● **What this task involves**
Write out the entries verbatim and leave the images out of the copy.

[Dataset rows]
▽

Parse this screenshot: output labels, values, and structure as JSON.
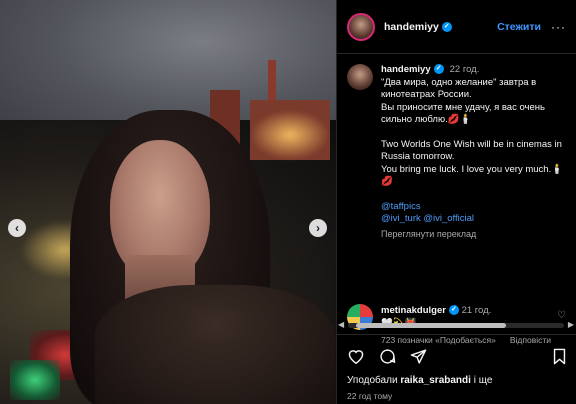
{
  "post": {
    "username": "handemiyy",
    "follow_label": "Стежити",
    "more_label": "···",
    "caption": {
      "time": "22 год.",
      "ru_line1": "\"Два мира, одно желание\" завтра в кинотеатрах России.",
      "ru_line2": "Вы приносите мне удачу, я вас очень сильно люблю.💋🕯️",
      "en_line1": "Two Worlds One Wish will be in cinemas in Russia tomorrow.",
      "en_line2": "You bring me luck. I love you very much.🕯️💋",
      "tag1": "@taffpics",
      "tag2": "@ivi_turk @ivi_official",
      "translate": "Переглянути переклад"
    },
    "comment": {
      "username": "metinakdulger",
      "time": "21 год.",
      "text": "🤍💫👹",
      "likes": "723 позначки «Подобається»",
      "reply": "Відповісти"
    },
    "likes_text_prefix": "Уподобали ",
    "likes_user": "raika_srabandi",
    "likes_text_suffix": " і ще",
    "ago": "22 год тому"
  },
  "nav": {
    "prev": "‹",
    "next": "›"
  },
  "colors": {
    "accent": "#0095f6",
    "link": "#4f9cf9",
    "muted": "#a8a8a8"
  }
}
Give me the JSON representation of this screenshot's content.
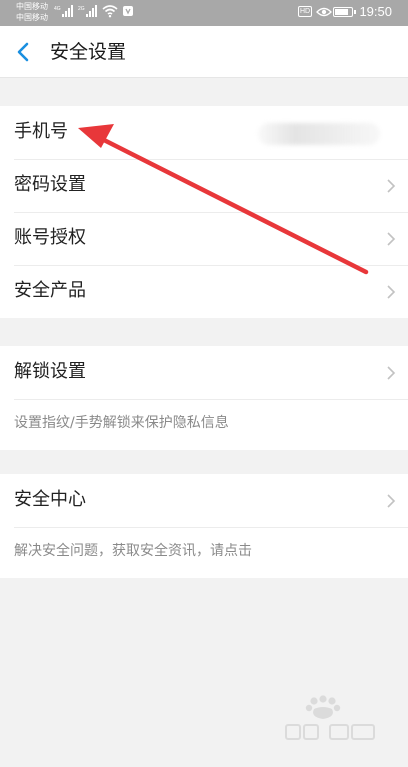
{
  "status_bar": {
    "carrier_1": "中国移动",
    "carrier_2": "中国移动",
    "signal_label_1": "4G",
    "signal_label_2": "2G",
    "hd_badge": "HD",
    "time": "19:50",
    "battery_level": 0.8
  },
  "header": {
    "title": "安全设置"
  },
  "group_1": {
    "items": [
      {
        "label": "手机号"
      },
      {
        "label": "密码设置"
      },
      {
        "label": "账号授权"
      },
      {
        "label": "安全产品"
      }
    ]
  },
  "group_2": {
    "item_label": "解锁设置",
    "hint": "设置指纹/手势解锁来保护隐私信息"
  },
  "group_3": {
    "item_label": "安全中心",
    "hint": "解决安全问题，获取安全资讯，请点击"
  },
  "colors": {
    "accent": "#1a8fe0",
    "annotation_arrow": "#e8373a",
    "background": "#f2f2f2",
    "status_bar": "#a8a8a8"
  }
}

△

● **Reply to the exercise**
Parse this screenshot: output labels, values, and structure as JSON.
{
  "post": {
    "username": "handemiyy",
    "follow_label": "Стежити",
    "more_label": "···",
    "caption": {
      "time": "22 год.",
      "ru_line1": "\"Два мира, одно желание\" завтра в кинотеатрах России.",
      "ru_line2": "Вы приносите мне удачу, я вас очень сильно люблю.💋🕯️",
      "en_line1": "Two Worlds One Wish will be in cinemas in Russia tomorrow.",
      "en_line2": "You bring me luck. I love you very much.🕯️💋",
      "tag1": "@taffpics",
      "tag2": "@ivi_turk @ivi_official",
      "translate": "Переглянути переклад"
    },
    "comment": {
      "username": "metinakdulger",
      "time": "21 год.",
      "text": "🤍💫👹",
      "likes": "723 позначки «Подобається»",
      "reply": "Відповісти"
    },
    "likes_text_prefix": "Уподобали ",
    "likes_user": "raika_srabandi",
    "likes_text_suffix": " і ще",
    "ago": "22 год тому"
  },
  "nav": {
    "prev": "‹",
    "next": "›"
  },
  "colors": {
    "accent": "#0095f6",
    "link": "#4f9cf9",
    "muted": "#a8a8a8"
  }
}
Give me the JSON representation of this screenshot's content.
{
  "status_bar": {
    "carrier_1": "中国移动",
    "carrier_2": "中国移动",
    "signal_label_1": "4G",
    "signal_label_2": "2G",
    "hd_badge": "HD",
    "time": "19:50",
    "battery_level": 0.8
  },
  "header": {
    "title": "安全设置"
  },
  "group_1": {
    "items": [
      {
        "label": "手机号"
      },
      {
        "label": "密码设置"
      },
      {
        "label": "账号授权"
      },
      {
        "label": "安全产品"
      }
    ]
  },
  "group_2": {
    "item_label": "解锁设置",
    "hint": "设置指纹/手势解锁来保护隐私信息"
  },
  "group_3": {
    "item_label": "安全中心",
    "hint": "解决安全问题，获取安全资讯，请点击"
  },
  "colors": {
    "accent": "#1a8fe0",
    "annotation_arrow": "#e8373a",
    "background": "#f2f2f2",
    "status_bar": "#a8a8a8"
  }
}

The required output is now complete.